▶ **Task requirements**: Find how many lines in the data below include the word "degrees", then write only that number.

---------- Recorded data

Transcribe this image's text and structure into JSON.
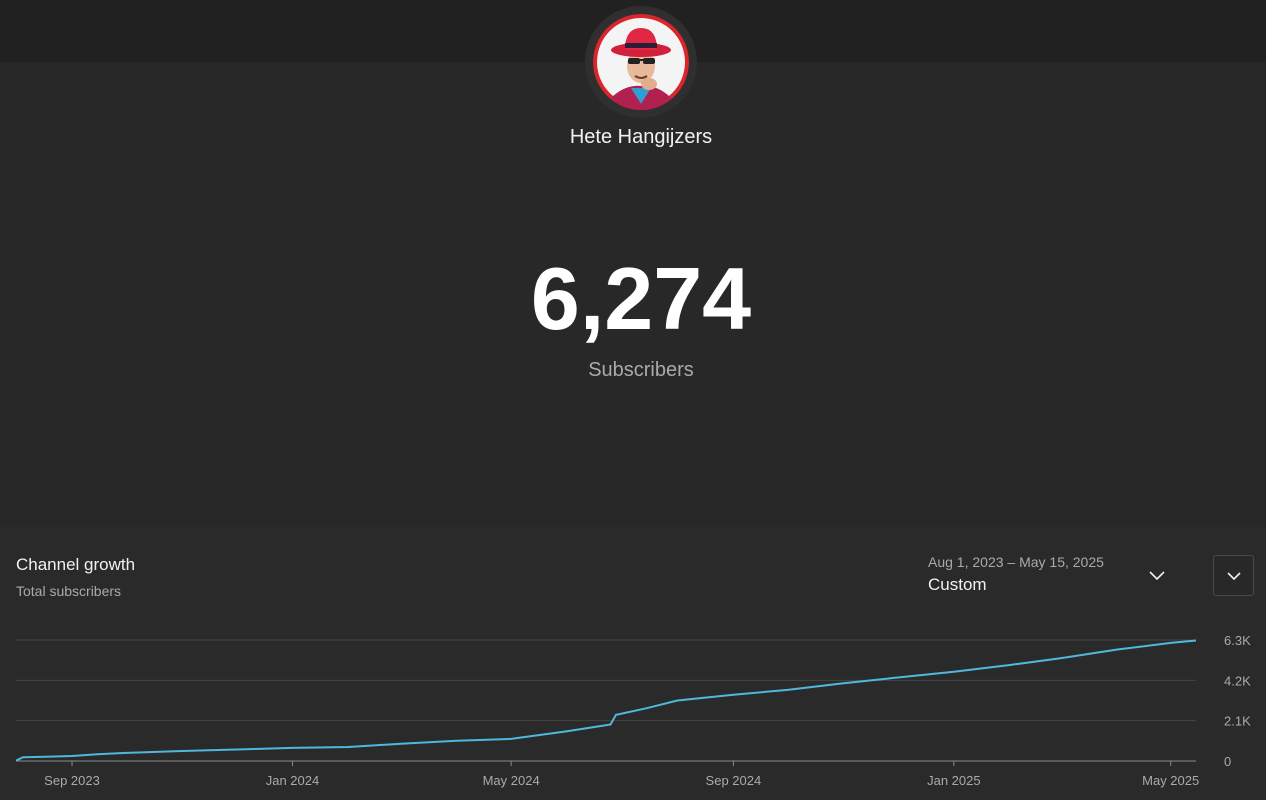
{
  "channel": {
    "name": "Hete Hangijzers",
    "subscriber_count": "6,274",
    "subscriber_label": "Subscribers"
  },
  "growth": {
    "title": "Channel growth",
    "subtitle": "Total subscribers",
    "date_range": "Aug 1, 2023 – May 15, 2025",
    "date_range_label": "Custom"
  },
  "icons": {
    "date_dropdown": "chevron-down-icon",
    "expand": "chevron-down-icon"
  },
  "colors": {
    "line": "#4fb8dc",
    "background": "#282828"
  },
  "chart_data": {
    "type": "line",
    "title": "",
    "xlabel": "",
    "ylabel": "",
    "x_ticks": [
      "Sep 2023",
      "Jan 2024",
      "May 2024",
      "Sep 2024",
      "Jan 2025",
      "May 2025"
    ],
    "y_ticks": [
      "0",
      "2.1K",
      "4.2K",
      "6.3K"
    ],
    "y_tick_values": [
      0,
      2100,
      4200,
      6300
    ],
    "xlim": [
      "2023-08-01",
      "2025-05-15"
    ],
    "ylim": [
      0,
      6300
    ],
    "grid": true,
    "series": [
      {
        "values": [
          {
            "x": "2023-08-01",
            "y": 20
          },
          {
            "x": "2023-08-05",
            "y": 200
          },
          {
            "x": "2023-08-20",
            "y": 230
          },
          {
            "x": "2023-09-01",
            "y": 260
          },
          {
            "x": "2023-09-15",
            "y": 350
          },
          {
            "x": "2023-10-01",
            "y": 420
          },
          {
            "x": "2023-11-01",
            "y": 520
          },
          {
            "x": "2023-12-01",
            "y": 600
          },
          {
            "x": "2024-01-01",
            "y": 680
          },
          {
            "x": "2024-02-01",
            "y": 730
          },
          {
            "x": "2024-03-01",
            "y": 900
          },
          {
            "x": "2024-04-01",
            "y": 1050
          },
          {
            "x": "2024-05-01",
            "y": 1150
          },
          {
            "x": "2024-06-01",
            "y": 1550
          },
          {
            "x": "2024-06-25",
            "y": 1900
          },
          {
            "x": "2024-06-28",
            "y": 2400
          },
          {
            "x": "2024-07-15",
            "y": 2750
          },
          {
            "x": "2024-08-01",
            "y": 3150
          },
          {
            "x": "2024-09-01",
            "y": 3450
          },
          {
            "x": "2024-10-01",
            "y": 3700
          },
          {
            "x": "2024-11-01",
            "y": 4050
          },
          {
            "x": "2024-12-01",
            "y": 4350
          },
          {
            "x": "2025-01-01",
            "y": 4650
          },
          {
            "x": "2025-02-01",
            "y": 5000
          },
          {
            "x": "2025-03-01",
            "y": 5350
          },
          {
            "x": "2025-04-01",
            "y": 5800
          },
          {
            "x": "2025-05-01",
            "y": 6150
          },
          {
            "x": "2025-05-15",
            "y": 6274
          }
        ]
      }
    ]
  }
}
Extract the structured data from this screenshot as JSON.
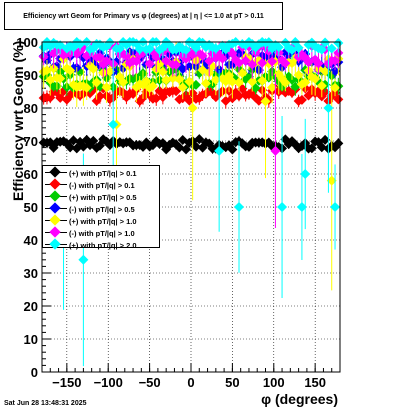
{
  "title": "Efficiency wrt Geom for Primary vs φ (degrees) at |  η  | <= 1.0 at pT > 0.11",
  "timestamp": "Sat Jun 28 13:48:31 2025",
  "chart_data": {
    "type": "scatter",
    "xlabel": "φ (degrees)",
    "ylabel": "Efficiency wrt Geom (%)",
    "xlim": [
      -180,
      180
    ],
    "ylim": [
      0,
      100
    ],
    "xticks": [
      -150,
      -100,
      -50,
      0,
      50,
      100,
      150
    ],
    "xtick_labels": [
      "−150",
      "−100",
      "−50",
      "0",
      "50",
      "100",
      "150"
    ],
    "yticks": [
      0,
      10,
      20,
      30,
      40,
      50,
      60,
      70,
      80,
      90,
      100
    ],
    "ytick_labels": [
      "0",
      "10",
      "20",
      "30",
      "40",
      "50",
      "60",
      "70",
      "80",
      "90",
      "100"
    ],
    "grid": true,
    "legend_position": "middle-left",
    "series": [
      {
        "name": "(+) with pT/|q| > 0.1",
        "color": "#000000",
        "level": 69,
        "spread": 1.6,
        "err": 1.0,
        "dips": []
      },
      {
        "name": "(-) with pT/|q| > 0.1",
        "color": "#ff0000",
        "level": 84,
        "spread": 2.0,
        "err": 1.5,
        "dips": []
      },
      {
        "name": "(+) with pT/|q| > 0.5",
        "color": "#00cc00",
        "level": 89,
        "spread": 3.0,
        "err": 2.0,
        "dips": []
      },
      {
        "name": "(-) with pT/|q| > 0.5",
        "color": "#0000ff",
        "level": 94,
        "spread": 3.0,
        "err": 2.5,
        "dips": []
      },
      {
        "name": "(+) with pT/|q| > 1.0",
        "color": "#ffff00",
        "level": 91,
        "spread": 5.0,
        "err": 4.0,
        "dips": [
          [
            -92,
            75
          ],
          [
            0,
            80
          ],
          [
            88,
            82
          ],
          [
            168,
            58
          ]
        ]
      },
      {
        "name": "(-) with pT/|q| > 1.0",
        "color": "#ff00ff",
        "level": 96,
        "spread": 3.0,
        "err": 3.0,
        "dips": [
          [
            100,
            67
          ]
        ]
      },
      {
        "name": "(+) with pT/|q| > 2.0",
        "color": "#00ffff",
        "level": 99,
        "spread": 1.5,
        "err": 2.0,
        "dips": [
          [
            -155,
            40
          ],
          [
            -133,
            34
          ],
          [
            30,
            67
          ],
          [
            57,
            50
          ],
          [
            108,
            50
          ],
          [
            131,
            50
          ],
          [
            135,
            60
          ],
          [
            163,
            80
          ],
          [
            170,
            50
          ],
          [
            -95,
            75
          ]
        ]
      }
    ]
  }
}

--------------------

▶ **Task output**: 2